> _Directive_:
Return each entry exactly, omitting nothing.

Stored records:
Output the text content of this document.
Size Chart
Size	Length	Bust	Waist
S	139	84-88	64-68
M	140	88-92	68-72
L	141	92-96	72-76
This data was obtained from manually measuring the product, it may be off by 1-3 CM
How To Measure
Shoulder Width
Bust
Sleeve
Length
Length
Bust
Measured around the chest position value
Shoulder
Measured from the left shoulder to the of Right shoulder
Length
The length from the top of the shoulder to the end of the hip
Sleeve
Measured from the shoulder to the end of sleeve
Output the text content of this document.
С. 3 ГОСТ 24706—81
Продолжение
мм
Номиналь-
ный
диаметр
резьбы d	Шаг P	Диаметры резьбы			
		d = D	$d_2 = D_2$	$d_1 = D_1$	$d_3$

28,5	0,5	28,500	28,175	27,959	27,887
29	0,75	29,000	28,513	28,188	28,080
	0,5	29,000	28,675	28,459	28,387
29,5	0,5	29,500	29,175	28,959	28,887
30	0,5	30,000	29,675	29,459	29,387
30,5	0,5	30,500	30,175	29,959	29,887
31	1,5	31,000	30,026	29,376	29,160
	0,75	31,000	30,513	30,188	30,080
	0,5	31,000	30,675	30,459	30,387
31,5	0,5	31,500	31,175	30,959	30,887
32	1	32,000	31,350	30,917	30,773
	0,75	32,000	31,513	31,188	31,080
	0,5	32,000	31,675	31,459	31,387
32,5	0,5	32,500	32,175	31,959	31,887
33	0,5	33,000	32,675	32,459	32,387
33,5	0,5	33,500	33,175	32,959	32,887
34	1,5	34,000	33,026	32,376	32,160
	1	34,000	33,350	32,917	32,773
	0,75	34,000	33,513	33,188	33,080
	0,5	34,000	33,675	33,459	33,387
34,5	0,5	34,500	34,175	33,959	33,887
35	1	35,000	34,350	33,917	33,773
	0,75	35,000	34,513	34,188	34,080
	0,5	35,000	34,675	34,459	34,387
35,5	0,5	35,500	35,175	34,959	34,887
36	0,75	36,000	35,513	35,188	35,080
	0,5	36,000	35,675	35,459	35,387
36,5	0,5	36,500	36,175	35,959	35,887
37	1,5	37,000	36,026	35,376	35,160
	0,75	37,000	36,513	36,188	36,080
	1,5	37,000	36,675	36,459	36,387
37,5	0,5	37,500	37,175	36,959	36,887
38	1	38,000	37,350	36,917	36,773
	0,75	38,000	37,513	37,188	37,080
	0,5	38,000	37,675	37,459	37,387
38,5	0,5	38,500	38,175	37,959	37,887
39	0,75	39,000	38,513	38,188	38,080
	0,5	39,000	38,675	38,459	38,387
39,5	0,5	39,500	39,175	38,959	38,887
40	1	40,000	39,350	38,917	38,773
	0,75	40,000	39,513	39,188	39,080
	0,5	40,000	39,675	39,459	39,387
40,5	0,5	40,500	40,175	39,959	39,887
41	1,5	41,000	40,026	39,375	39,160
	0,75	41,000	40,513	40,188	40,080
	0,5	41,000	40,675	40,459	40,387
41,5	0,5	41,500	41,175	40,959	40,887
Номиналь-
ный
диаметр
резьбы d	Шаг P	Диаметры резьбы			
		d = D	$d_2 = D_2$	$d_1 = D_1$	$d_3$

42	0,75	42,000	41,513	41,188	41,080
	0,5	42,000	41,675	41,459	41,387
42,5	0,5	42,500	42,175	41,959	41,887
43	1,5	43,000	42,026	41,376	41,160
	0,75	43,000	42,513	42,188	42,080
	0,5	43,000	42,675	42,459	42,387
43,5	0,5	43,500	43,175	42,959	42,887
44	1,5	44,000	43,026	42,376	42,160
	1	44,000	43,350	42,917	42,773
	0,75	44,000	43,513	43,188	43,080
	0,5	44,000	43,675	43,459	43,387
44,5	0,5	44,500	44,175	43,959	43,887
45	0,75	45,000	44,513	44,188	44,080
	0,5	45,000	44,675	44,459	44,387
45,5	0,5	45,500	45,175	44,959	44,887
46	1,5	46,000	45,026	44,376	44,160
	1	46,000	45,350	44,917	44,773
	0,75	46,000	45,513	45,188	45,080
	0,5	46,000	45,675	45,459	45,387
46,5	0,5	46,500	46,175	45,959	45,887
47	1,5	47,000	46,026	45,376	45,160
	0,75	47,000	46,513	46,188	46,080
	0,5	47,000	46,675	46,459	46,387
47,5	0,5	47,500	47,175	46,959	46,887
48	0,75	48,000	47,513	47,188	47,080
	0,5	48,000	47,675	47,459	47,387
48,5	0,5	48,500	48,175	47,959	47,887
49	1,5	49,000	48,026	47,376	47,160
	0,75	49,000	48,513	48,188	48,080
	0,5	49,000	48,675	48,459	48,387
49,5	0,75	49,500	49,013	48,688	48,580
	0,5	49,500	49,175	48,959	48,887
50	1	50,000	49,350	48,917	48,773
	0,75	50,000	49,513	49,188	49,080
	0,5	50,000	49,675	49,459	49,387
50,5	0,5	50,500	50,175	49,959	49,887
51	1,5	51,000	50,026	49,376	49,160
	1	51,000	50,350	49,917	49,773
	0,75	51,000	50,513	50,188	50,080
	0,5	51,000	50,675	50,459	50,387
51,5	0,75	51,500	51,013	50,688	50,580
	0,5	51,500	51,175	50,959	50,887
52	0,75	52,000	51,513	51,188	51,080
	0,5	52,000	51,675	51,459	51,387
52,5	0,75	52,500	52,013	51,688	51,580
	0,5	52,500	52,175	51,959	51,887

> _Result_:
Output the text content of this document.
Size Chart
Size	Length	Bust	Waist
S	139	84-88	64-68
M	140	88-92	68-72
L	141	92-96	72-76
This data was obtained from manually measuring the product, it may be off by 1-3 CM
How To Measure
Shoulder Width
Bust
Sleeve
Length
Length
Bust
Measured around the chest position value
Shoulder
Measured from the left shoulder to the of Right shoulder
Length
The length from the top of the shoulder to the end of the hip
Sleeve
Measured from the shoulder to the end of sleeve
Output the text content of this document.
С. 3 ГОСТ 24706—81
Продолжение
мм
Номиналь-
ный
диаметр
резьбы d	Шаг P	Диаметры резьбы			
		d = D	$d_2 = D_2$	$d_1 = D_1$	$d_3$

28,5	0,5	28,500	28,175	27,959	27,887
29	0,75	29,000	28,513	28,188	28,080
	0,5	29,000	28,675	28,459	28,387
29,5	0,5	29,500	29,175	28,959	28,887
30	0,5	30,000	29,675	29,459	29,387
30,5	0,5	30,500	30,175	29,959	29,887
31	1,5	31,000	30,026	29,376	29,160
	0,75	31,000	30,513	30,188	30,080
	0,5	31,000	30,675	30,459	30,387
31,5	0,5	31,500	31,175	30,959	30,887
32	1	32,000	31,350	30,917	30,773
	0,75	32,000	31,513	31,188	31,080
	0,5	32,000	31,675	31,459	31,387
32,5	0,5	32,500	32,175	31,959	31,887
33	0,5	33,000	32,675	32,459	32,387
33,5	0,5	33,500	33,175	32,959	32,887
34	1,5	34,000	33,026	32,376	32,160
	1	34,000	33,350	32,917	32,773
	0,75	34,000	33,513	33,188	33,080
	0,5	34,000	33,675	33,459	33,387
34,5	0,5	34,500	34,175	33,959	33,887
35	1	35,000	34,350	33,917	33,773
	0,75	35,000	34,513	34,188	34,080
	0,5	35,000	34,675	34,459	34,387
35,5	0,5	35,500	35,175	34,959	34,887
36	0,75	36,000	35,513	35,188	35,080
	0,5	36,000	35,675	35,459	35,387
36,5	0,5	36,500	36,175	35,959	35,887
37	1,5	37,000	36,026	35,376	35,160
	0,75	37,000	36,513	36,188	36,080
	1,5	37,000	36,675	36,459	36,387
37,5	0,5	37,500	37,175	36,959	36,887
38	1	38,000	37,350	36,917	36,773
	0,75	38,000	37,513	37,188	37,080
	0,5	38,000	37,675	37,459	37,387
38,5	0,5	38,500	38,175	37,959	37,887
39	0,75	39,000	38,513	38,188	38,080
	0,5	39,000	38,675	38,459	38,387
39,5	0,5	39,500	39,175	38,959	38,887
40	1	40,000	39,350	38,917	38,773
	0,75	40,000	39,513	39,188	39,080
	0,5	40,000	39,675	39,459	39,387
40,5	0,5	40,500	40,175	39,959	39,887
41	1,5	41,000	40,026	39,375	39,160
	0,75	41,000	40,513	40,188	40,080
	0,5	41,000	40,675	40,459	40,387
41,5	0,5	41,500	41,175	40,959	40,887
Номиналь-
ный
диаметр
резьбы d	Шаг P	Диаметры резьбы			
		d = D	$d_2 = D_2$	$d_1 = D_1$	$d_3$

42	0,75	42,000	41,513	41,188	41,080
	0,5	42,000	41,675	41,459	41,387
42,5	0,5	42,500	42,175	41,959	41,887
43	1,5	43,000	42,026	41,376	41,160
	0,75	43,000	42,513	42,188	42,080
	0,5	43,000	42,675	42,459	42,387
43,5	0,5	43,500	43,175	42,959	42,887
44	1,5	44,000	43,026	42,376	42,160
	1	44,000	43,350	42,917	42,773
	0,75	44,000	43,513	43,188	43,080
	0,5	44,000	43,675	43,459	43,387
44,5	0,5	44,500	44,175	43,959	43,887
45	0,75	45,000	44,513	44,188	44,080
	0,5	45,000	44,675	44,459	44,387
45,5	0,5	45,500	45,175	44,959	44,887
46	1,5	46,000	45,026	44,376	44,160
	1	46,000	45,350	44,917	44,773
	0,75	46,000	45,513	45,188	45,080
	0,5	46,000	45,675	45,459	45,387
46,5	0,5	46,500	46,175	45,959	45,887
47	1,5	47,000	46,026	45,376	45,160
	0,75	47,000	46,513	46,188	46,080
	0,5	47,000	46,675	46,459	46,387
47,5	0,5	47,500	47,175	46,959	46,887
48	0,75	48,000	47,513	47,188	47,080
	0,5	48,000	47,675	47,459	47,387
48,5	0,5	48,500	48,175	47,959	47,887
49	1,5	49,000	48,026	47,376	47,160
	0,75	49,000	48,513	48,188	48,080
	0,5	49,000	48,675	48,459	48,387
49,5	0,75	49,500	49,013	48,688	48,580
	0,5	49,500	49,175	48,959	48,887
50	1	50,000	49,350	48,917	48,773
	0,75	50,000	49,513	49,188	49,080
	0,5	50,000	49,675	49,459	49,387
50,5	0,5	50,500	50,175	49,959	49,887
51	1,5	51,000	50,026	49,376	49,160
	1	51,000	50,350	49,917	49,773
	0,75	51,000	50,513	50,188	50,080
	0,5	51,000	50,675	50,459	50,387
51,5	0,75	51,500	51,013	50,688	50,580
	0,5	51,500	51,175	50,959	50,887
52	0,75	52,000	51,513	51,188	51,080
	0,5	52,000	51,675	51,459	51,387
52,5	0,75	52,500	52,013	51,688	51,580
	0,5	52,500	52,175	51,959	51,887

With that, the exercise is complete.